(Figure record extracts)
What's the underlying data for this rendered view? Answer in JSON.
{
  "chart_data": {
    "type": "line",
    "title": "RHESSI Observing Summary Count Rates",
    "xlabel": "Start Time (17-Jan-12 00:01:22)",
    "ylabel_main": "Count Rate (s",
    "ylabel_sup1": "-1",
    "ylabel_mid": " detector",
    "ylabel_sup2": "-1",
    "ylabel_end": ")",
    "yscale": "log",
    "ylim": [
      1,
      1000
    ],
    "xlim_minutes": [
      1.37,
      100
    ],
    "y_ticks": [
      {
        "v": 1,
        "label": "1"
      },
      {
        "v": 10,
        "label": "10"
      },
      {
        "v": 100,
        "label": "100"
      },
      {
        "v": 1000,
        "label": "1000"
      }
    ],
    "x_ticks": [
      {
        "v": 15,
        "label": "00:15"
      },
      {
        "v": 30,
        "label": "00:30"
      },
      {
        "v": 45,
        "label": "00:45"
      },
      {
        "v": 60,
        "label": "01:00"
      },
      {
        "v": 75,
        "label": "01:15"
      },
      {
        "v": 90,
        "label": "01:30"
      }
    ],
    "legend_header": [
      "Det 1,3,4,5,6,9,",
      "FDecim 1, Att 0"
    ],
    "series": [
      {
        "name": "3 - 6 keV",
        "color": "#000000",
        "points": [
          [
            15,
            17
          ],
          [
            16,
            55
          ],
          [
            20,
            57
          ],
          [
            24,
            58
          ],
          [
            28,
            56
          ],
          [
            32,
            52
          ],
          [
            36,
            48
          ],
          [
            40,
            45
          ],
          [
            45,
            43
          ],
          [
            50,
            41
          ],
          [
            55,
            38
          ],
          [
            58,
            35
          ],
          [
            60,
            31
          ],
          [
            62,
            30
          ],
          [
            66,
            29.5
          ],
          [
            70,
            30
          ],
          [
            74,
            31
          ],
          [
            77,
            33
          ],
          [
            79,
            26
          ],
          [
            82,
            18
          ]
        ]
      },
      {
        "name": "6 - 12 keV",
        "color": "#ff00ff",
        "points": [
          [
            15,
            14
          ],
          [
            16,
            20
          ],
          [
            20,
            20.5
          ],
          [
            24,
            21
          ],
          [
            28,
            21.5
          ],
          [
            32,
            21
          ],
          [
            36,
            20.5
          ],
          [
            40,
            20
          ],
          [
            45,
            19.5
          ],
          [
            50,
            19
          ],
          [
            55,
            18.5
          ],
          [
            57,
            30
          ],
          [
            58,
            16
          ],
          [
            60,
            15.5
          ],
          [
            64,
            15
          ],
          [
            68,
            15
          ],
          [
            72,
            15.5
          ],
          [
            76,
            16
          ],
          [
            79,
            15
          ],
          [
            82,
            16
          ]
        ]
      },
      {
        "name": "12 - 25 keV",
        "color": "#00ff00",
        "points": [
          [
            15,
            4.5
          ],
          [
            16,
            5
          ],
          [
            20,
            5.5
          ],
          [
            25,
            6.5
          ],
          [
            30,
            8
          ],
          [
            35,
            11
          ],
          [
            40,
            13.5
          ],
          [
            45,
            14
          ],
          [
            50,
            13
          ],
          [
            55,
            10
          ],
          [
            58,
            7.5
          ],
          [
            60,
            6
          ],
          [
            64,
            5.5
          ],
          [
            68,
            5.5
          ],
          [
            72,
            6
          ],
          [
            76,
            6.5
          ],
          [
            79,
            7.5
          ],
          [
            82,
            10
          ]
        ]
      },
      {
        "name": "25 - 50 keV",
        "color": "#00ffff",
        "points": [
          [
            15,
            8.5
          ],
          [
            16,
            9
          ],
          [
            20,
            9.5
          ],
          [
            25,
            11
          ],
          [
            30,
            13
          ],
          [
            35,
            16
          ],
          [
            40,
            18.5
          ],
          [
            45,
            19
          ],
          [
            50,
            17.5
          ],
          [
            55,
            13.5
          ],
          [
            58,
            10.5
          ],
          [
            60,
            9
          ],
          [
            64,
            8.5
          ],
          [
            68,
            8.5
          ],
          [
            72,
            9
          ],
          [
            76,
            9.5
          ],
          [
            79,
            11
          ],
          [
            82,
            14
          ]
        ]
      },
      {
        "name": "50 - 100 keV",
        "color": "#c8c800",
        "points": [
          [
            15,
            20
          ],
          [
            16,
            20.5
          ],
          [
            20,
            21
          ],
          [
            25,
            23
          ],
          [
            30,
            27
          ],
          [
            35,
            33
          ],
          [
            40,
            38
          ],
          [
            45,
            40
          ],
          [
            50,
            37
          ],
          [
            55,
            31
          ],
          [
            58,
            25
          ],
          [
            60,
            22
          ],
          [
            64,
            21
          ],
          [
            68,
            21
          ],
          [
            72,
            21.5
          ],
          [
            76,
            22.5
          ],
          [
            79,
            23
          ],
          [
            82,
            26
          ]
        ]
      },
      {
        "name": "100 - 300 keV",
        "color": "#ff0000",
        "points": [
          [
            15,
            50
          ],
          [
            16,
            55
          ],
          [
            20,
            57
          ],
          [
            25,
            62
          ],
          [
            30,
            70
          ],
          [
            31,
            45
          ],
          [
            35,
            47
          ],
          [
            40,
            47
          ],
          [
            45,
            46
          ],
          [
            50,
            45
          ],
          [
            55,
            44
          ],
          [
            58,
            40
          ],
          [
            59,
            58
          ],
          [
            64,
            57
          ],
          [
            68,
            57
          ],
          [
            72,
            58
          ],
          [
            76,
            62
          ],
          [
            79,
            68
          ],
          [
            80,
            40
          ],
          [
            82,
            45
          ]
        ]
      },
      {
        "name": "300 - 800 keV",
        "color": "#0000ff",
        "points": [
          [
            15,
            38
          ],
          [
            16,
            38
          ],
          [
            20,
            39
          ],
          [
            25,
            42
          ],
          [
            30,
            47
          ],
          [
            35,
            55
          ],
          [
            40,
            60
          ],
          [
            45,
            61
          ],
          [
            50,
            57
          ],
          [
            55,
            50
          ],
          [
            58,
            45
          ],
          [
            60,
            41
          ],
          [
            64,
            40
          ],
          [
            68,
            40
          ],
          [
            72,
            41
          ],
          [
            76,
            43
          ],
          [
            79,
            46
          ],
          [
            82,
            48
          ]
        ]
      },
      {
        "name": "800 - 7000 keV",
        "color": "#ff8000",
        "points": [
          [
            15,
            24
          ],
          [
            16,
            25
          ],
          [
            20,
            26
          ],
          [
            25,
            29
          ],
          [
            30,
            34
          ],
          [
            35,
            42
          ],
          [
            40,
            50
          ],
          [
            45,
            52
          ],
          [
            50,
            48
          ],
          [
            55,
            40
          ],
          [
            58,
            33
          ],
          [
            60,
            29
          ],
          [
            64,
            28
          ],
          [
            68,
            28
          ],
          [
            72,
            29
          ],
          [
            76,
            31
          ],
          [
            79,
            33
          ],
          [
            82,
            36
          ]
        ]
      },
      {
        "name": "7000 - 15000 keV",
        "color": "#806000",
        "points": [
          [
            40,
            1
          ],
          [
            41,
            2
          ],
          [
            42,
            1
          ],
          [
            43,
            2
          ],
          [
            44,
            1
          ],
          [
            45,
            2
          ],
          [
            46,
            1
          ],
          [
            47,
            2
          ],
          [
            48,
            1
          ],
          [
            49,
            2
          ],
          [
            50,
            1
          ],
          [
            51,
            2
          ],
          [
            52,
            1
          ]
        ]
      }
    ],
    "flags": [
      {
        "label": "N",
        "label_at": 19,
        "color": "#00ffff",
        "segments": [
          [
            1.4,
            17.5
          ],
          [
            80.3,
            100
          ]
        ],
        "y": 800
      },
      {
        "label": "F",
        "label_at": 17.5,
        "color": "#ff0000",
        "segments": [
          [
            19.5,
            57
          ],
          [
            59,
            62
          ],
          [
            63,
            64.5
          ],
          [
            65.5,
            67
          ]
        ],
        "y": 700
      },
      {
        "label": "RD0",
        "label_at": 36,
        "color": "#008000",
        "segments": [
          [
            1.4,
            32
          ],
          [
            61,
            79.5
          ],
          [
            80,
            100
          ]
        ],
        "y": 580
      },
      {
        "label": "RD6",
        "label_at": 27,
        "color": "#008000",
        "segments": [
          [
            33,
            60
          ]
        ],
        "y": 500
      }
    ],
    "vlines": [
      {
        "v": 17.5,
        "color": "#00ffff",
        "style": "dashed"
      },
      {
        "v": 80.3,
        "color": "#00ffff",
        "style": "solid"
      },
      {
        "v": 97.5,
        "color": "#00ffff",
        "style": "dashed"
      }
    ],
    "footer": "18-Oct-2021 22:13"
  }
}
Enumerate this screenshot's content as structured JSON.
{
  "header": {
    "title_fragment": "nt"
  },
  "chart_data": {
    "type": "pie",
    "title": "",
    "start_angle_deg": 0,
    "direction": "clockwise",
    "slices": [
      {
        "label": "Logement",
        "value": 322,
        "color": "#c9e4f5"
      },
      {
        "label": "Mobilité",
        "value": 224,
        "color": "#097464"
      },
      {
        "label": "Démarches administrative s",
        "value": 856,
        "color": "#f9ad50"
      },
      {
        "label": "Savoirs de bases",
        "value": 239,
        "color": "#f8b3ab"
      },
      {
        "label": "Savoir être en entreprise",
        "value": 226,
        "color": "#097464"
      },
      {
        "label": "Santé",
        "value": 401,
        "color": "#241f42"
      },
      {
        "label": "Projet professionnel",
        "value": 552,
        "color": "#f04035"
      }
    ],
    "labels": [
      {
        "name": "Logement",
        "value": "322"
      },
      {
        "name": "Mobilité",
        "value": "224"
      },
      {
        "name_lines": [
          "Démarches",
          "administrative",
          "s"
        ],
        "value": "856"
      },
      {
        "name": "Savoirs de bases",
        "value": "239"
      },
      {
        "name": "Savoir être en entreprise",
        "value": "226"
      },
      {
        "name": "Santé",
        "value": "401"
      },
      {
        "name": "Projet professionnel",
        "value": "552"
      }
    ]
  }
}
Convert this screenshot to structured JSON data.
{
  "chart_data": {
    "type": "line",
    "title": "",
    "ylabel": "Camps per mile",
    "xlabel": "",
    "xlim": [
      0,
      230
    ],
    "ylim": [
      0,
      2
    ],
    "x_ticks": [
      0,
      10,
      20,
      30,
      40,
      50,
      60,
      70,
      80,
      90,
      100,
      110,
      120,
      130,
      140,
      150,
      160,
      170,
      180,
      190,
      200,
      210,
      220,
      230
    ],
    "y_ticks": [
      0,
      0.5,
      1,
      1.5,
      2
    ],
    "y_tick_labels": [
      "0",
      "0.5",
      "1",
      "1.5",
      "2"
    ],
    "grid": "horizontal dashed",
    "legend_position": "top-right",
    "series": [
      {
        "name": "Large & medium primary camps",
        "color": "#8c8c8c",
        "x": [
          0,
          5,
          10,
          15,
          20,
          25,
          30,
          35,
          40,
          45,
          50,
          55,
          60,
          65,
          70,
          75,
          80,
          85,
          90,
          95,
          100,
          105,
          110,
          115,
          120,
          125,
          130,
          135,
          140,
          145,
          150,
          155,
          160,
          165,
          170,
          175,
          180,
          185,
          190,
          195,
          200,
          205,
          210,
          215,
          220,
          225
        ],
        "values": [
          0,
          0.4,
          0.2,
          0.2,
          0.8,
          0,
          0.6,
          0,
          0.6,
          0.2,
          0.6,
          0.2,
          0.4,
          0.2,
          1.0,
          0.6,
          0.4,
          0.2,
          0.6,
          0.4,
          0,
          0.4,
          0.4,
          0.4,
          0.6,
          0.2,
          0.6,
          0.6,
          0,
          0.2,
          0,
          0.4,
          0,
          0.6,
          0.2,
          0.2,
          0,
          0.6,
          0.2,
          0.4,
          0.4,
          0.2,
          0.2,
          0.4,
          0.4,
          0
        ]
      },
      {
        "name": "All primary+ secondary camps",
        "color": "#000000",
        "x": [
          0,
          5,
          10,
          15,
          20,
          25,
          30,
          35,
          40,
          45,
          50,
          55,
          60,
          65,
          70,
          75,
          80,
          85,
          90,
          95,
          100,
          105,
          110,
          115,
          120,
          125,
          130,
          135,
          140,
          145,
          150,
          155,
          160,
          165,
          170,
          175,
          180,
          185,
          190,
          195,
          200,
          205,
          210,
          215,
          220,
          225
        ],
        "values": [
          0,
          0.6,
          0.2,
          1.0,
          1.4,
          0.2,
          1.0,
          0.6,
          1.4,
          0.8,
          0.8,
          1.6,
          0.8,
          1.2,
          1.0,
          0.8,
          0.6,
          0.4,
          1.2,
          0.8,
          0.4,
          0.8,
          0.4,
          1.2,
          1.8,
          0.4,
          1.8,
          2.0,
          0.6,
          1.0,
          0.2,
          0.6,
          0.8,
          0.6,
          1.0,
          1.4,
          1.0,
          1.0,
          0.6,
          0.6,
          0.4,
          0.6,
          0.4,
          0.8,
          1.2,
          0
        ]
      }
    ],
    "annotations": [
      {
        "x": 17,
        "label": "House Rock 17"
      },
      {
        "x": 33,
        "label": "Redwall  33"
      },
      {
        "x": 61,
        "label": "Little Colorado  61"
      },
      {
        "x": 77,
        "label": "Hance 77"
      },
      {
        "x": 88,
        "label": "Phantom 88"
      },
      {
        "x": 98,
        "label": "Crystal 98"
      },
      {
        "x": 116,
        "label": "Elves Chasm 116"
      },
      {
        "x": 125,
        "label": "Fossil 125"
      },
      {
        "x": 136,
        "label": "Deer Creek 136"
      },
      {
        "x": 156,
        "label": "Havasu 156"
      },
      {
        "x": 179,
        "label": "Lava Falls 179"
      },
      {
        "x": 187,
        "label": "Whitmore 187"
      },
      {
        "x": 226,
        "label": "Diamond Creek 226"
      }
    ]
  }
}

● **GOAL**
Tally the lines in the listing that hold "xlabel" and report the number alone.

● **CORRECT OUTPUT**
2